:: Information given
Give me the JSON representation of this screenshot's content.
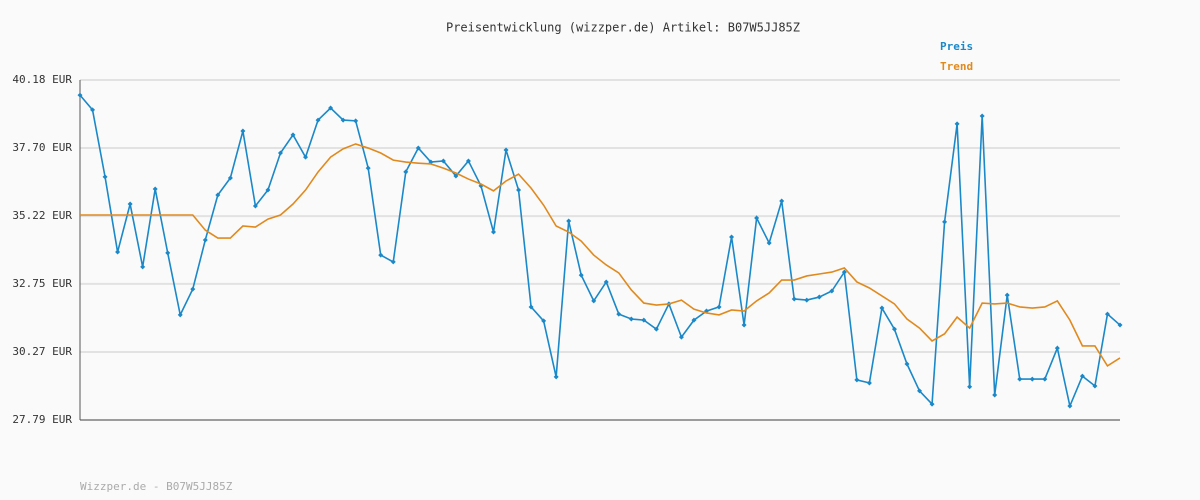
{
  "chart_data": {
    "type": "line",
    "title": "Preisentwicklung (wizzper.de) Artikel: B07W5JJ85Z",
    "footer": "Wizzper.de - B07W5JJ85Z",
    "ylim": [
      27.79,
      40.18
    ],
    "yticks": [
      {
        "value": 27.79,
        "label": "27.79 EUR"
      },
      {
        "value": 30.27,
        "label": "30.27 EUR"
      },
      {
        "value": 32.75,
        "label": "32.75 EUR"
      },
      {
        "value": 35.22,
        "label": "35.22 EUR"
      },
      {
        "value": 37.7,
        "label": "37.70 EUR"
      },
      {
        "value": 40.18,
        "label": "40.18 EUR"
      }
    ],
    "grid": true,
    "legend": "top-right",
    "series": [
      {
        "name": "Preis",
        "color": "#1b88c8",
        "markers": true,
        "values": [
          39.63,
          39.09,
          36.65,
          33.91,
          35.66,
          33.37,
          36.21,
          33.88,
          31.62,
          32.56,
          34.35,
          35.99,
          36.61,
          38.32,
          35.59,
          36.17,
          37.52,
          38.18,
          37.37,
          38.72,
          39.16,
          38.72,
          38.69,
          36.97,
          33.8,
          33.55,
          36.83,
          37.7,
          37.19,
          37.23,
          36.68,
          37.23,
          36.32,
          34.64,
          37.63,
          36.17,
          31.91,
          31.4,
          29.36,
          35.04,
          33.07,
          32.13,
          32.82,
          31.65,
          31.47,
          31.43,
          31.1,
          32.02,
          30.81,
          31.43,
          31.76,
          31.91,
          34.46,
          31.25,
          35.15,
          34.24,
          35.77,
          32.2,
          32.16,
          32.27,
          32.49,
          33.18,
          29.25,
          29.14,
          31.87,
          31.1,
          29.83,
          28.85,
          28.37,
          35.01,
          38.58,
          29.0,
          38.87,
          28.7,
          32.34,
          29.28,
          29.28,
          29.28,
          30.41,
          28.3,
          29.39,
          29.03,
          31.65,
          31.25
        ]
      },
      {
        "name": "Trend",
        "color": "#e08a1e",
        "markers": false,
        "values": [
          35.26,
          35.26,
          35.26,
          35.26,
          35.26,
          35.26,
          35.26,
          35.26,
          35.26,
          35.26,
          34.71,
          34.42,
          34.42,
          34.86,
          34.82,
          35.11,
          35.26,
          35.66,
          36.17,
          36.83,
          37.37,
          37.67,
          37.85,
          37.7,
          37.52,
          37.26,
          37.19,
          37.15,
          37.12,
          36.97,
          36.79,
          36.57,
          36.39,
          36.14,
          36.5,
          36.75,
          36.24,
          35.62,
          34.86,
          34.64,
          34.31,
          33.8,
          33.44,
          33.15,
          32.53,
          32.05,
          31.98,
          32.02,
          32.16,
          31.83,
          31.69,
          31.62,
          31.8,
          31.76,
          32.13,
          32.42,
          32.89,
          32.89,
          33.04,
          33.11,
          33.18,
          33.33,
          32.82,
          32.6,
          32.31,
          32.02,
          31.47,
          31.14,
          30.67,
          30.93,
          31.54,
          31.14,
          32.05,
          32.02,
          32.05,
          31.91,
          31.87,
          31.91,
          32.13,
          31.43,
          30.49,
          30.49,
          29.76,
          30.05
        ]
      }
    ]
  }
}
::::
:: Information given
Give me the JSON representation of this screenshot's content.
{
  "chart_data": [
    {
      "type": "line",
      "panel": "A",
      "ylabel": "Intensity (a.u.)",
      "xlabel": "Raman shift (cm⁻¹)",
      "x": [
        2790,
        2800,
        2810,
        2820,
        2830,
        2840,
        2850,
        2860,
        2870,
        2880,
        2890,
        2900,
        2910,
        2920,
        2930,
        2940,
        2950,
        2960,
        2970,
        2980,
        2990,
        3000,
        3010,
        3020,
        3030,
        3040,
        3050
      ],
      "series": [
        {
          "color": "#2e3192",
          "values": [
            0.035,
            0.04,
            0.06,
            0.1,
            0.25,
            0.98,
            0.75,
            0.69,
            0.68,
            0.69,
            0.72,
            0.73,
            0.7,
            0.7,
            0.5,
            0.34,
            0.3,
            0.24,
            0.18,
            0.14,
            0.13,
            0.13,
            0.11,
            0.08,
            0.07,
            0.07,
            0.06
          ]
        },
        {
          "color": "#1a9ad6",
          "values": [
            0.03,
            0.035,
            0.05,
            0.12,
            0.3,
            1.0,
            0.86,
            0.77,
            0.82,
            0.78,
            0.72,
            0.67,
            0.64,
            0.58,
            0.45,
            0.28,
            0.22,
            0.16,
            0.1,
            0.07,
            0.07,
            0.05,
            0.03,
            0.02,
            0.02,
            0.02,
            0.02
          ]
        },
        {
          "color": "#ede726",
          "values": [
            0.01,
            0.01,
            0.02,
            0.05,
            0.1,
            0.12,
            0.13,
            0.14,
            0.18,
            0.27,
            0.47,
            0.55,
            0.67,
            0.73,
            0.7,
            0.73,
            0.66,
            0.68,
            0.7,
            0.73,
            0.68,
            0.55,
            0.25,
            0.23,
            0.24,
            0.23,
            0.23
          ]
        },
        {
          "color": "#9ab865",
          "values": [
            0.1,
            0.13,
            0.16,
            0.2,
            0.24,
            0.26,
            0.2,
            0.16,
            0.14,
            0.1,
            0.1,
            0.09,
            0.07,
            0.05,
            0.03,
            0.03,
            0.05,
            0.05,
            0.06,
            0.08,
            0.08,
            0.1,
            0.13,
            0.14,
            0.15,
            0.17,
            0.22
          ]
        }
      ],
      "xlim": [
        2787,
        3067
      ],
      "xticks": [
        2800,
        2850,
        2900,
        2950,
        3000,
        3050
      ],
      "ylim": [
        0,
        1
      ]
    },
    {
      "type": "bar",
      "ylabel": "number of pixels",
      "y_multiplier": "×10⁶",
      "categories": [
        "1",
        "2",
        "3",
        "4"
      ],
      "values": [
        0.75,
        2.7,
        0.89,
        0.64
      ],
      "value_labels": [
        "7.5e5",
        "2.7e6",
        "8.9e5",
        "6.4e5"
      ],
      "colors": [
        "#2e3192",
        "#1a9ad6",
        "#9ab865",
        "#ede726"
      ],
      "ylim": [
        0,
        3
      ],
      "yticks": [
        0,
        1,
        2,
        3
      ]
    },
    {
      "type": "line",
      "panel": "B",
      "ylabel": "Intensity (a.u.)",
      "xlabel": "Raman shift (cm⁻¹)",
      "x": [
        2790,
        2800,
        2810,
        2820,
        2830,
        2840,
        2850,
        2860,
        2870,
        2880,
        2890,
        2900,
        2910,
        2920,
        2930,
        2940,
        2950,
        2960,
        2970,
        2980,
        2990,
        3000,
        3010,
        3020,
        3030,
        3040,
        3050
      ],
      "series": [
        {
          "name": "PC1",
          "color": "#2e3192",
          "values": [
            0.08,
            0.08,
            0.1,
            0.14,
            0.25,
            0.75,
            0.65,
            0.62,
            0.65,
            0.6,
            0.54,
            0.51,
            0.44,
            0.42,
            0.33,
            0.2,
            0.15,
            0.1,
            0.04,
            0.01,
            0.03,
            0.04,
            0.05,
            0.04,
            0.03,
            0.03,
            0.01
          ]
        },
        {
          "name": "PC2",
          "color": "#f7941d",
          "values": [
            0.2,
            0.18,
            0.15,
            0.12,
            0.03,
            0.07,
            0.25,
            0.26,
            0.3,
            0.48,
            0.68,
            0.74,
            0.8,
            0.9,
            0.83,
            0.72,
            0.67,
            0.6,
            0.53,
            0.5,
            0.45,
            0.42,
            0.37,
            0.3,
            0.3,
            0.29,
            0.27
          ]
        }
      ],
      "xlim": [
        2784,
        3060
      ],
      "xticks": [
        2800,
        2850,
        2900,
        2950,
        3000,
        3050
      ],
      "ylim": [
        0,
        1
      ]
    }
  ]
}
::::
:: Information given
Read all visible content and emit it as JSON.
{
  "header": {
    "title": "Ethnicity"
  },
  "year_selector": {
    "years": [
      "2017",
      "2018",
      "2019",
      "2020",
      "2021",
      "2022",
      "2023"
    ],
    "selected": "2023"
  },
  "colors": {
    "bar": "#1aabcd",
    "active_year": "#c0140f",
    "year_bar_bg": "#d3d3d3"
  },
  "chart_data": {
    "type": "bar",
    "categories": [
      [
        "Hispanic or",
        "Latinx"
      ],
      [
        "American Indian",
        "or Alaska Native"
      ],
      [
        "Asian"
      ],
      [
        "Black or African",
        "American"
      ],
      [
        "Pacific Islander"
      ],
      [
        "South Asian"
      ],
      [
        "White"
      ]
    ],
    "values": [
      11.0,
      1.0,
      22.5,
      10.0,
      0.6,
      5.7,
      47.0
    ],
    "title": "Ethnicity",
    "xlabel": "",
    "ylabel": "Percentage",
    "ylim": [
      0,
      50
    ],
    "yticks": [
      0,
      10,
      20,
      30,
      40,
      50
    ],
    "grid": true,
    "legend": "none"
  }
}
::::
Work to be completed :: Collect each line above holding the string "name".

Response to the exercise ::
        "name": "Preis",
        "name": "Trend",
          "name": "PC1",
          "name": "PC2",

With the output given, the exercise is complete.